Data in this exercise:

____________________

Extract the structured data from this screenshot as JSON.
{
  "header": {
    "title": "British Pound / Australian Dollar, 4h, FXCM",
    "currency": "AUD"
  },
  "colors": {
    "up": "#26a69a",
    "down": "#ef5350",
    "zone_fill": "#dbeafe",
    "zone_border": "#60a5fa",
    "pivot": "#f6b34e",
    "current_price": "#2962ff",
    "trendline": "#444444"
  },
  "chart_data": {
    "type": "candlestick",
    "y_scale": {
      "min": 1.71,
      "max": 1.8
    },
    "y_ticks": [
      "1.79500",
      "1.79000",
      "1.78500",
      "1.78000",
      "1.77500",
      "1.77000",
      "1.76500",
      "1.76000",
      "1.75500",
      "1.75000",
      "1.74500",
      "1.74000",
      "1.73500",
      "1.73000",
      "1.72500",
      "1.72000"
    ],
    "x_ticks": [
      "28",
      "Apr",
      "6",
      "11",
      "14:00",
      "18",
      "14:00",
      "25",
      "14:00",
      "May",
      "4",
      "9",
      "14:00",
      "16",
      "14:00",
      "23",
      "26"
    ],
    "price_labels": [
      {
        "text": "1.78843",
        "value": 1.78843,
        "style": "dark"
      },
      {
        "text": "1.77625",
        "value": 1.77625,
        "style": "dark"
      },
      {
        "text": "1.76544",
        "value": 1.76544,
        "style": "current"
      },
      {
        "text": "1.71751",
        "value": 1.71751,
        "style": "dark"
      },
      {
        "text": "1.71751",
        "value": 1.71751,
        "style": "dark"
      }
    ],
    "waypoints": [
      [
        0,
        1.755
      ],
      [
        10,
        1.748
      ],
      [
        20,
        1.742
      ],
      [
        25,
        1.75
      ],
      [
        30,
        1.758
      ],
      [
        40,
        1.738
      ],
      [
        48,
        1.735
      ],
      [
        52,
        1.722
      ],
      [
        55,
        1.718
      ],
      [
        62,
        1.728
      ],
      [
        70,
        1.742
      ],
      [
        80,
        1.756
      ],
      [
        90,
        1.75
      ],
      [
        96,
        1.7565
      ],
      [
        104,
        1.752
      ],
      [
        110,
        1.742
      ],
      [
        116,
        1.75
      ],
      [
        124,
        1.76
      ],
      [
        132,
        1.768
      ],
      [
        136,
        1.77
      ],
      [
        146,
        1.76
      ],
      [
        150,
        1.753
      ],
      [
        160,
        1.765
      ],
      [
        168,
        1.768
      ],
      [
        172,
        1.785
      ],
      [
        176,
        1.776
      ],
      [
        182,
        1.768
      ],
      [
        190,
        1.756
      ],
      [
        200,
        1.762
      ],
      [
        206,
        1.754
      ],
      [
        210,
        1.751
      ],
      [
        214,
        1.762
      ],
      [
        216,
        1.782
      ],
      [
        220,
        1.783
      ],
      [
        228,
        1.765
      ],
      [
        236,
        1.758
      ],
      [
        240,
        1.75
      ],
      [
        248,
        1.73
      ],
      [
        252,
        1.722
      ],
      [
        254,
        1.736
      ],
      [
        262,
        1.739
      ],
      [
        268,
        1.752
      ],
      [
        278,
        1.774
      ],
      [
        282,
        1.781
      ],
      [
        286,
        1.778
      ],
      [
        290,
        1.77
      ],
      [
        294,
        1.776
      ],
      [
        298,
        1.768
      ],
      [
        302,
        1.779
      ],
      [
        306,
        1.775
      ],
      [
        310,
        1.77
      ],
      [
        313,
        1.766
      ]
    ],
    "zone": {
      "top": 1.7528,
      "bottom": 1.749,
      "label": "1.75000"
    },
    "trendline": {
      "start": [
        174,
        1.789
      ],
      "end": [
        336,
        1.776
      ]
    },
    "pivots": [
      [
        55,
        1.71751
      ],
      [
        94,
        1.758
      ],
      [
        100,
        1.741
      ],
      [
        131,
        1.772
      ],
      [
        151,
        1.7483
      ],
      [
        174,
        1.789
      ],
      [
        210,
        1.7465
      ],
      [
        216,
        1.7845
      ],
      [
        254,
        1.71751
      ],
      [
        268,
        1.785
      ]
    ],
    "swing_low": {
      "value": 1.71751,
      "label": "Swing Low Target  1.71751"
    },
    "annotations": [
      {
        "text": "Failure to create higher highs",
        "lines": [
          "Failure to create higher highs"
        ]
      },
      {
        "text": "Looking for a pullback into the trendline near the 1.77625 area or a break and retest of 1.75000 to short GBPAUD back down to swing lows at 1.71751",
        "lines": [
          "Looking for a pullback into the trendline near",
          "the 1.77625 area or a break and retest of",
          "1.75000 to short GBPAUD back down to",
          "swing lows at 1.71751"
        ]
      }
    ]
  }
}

____________________

Aim of the task:
Each entry is to be returned in full, character for character.

The result:
Extract the structured data from this screenshot as JSON.
{
  "header": {
    "title": "British Pound / Australian Dollar, 4h, FXCM",
    "currency": "AUD"
  },
  "colors": {
    "up": "#26a69a",
    "down": "#ef5350",
    "zone_fill": "#dbeafe",
    "zone_border": "#60a5fa",
    "pivot": "#f6b34e",
    "current_price": "#2962ff",
    "trendline": "#444444"
  },
  "chart_data": {
    "type": "candlestick",
    "y_scale": {
      "min": 1.71,
      "max": 1.8
    },
    "y_ticks": [
      "1.79500",
      "1.79000",
      "1.78500",
      "1.78000",
      "1.77500",
      "1.77000",
      "1.76500",
      "1.76000",
      "1.75500",
      "1.75000",
      "1.74500",
      "1.74000",
      "1.73500",
      "1.73000",
      "1.72500",
      "1.72000"
    ],
    "x_ticks": [
      "28",
      "Apr",
      "6",
      "11",
      "14:00",
      "18",
      "14:00",
      "25",
      "14:00",
      "May",
      "4",
      "9",
      "14:00",
      "16",
      "14:00",
      "23",
      "26"
    ],
    "price_labels": [
      {
        "text": "1.78843",
        "value": 1.78843,
        "style": "dark"
      },
      {
        "text": "1.77625",
        "value": 1.77625,
        "style": "dark"
      },
      {
        "text": "1.76544",
        "value": 1.76544,
        "style": "current"
      },
      {
        "text": "1.71751",
        "value": 1.71751,
        "style": "dark"
      },
      {
        "text": "1.71751",
        "value": 1.71751,
        "style": "dark"
      }
    ],
    "waypoints": [
      [
        0,
        1.755
      ],
      [
        10,
        1.748
      ],
      [
        20,
        1.742
      ],
      [
        25,
        1.75
      ],
      [
        30,
        1.758
      ],
      [
        40,
        1.738
      ],
      [
        48,
        1.735
      ],
      [
        52,
        1.722
      ],
      [
        55,
        1.718
      ],
      [
        62,
        1.728
      ],
      [
        70,
        1.742
      ],
      [
        80,
        1.756
      ],
      [
        90,
        1.75
      ],
      [
        96,
        1.7565
      ],
      [
        104,
        1.752
      ],
      [
        110,
        1.742
      ],
      [
        116,
        1.75
      ],
      [
        124,
        1.76
      ],
      [
        132,
        1.768
      ],
      [
        136,
        1.77
      ],
      [
        146,
        1.76
      ],
      [
        150,
        1.753
      ],
      [
        160,
        1.765
      ],
      [
        168,
        1.768
      ],
      [
        172,
        1.785
      ],
      [
        176,
        1.776
      ],
      [
        182,
        1.768
      ],
      [
        190,
        1.756
      ],
      [
        200,
        1.762
      ],
      [
        206,
        1.754
      ],
      [
        210,
        1.751
      ],
      [
        214,
        1.762
      ],
      [
        216,
        1.782
      ],
      [
        220,
        1.783
      ],
      [
        228,
        1.765
      ],
      [
        236,
        1.758
      ],
      [
        240,
        1.75
      ],
      [
        248,
        1.73
      ],
      [
        252,
        1.722
      ],
      [
        254,
        1.736
      ],
      [
        262,
        1.739
      ],
      [
        268,
        1.752
      ],
      [
        278,
        1.774
      ],
      [
        282,
        1.781
      ],
      [
        286,
        1.778
      ],
      [
        290,
        1.77
      ],
      [
        294,
        1.776
      ],
      [
        298,
        1.768
      ],
      [
        302,
        1.779
      ],
      [
        306,
        1.775
      ],
      [
        310,
        1.77
      ],
      [
        313,
        1.766
      ]
    ],
    "zone": {
      "top": 1.7528,
      "bottom": 1.749,
      "label": "1.75000"
    },
    "trendline": {
      "start": [
        174,
        1.789
      ],
      "end": [
        336,
        1.776
      ]
    },
    "pivots": [
      [
        55,
        1.71751
      ],
      [
        94,
        1.758
      ],
      [
        100,
        1.741
      ],
      [
        131,
        1.772
      ],
      [
        151,
        1.7483
      ],
      [
        174,
        1.789
      ],
      [
        210,
        1.7465
      ],
      [
        216,
        1.7845
      ],
      [
        254,
        1.71751
      ],
      [
        268,
        1.785
      ]
    ],
    "swing_low": {
      "value": 1.71751,
      "label": "Swing Low Target  1.71751"
    },
    "annotations": [
      {
        "text": "Failure to create higher highs",
        "lines": [
          "Failure to create higher highs"
        ]
      },
      {
        "text": "Looking for a pullback into the trendline near the 1.77625 area or a break and retest of 1.75000 to short GBPAUD back down to swing lows at 1.71751",
        "lines": [
          "Looking for a pullback into the trendline near",
          "the 1.77625 area or a break and retest of",
          "1.75000 to short GBPAUD back down to",
          "swing lows at 1.71751"
        ]
      }
    ]
  }
}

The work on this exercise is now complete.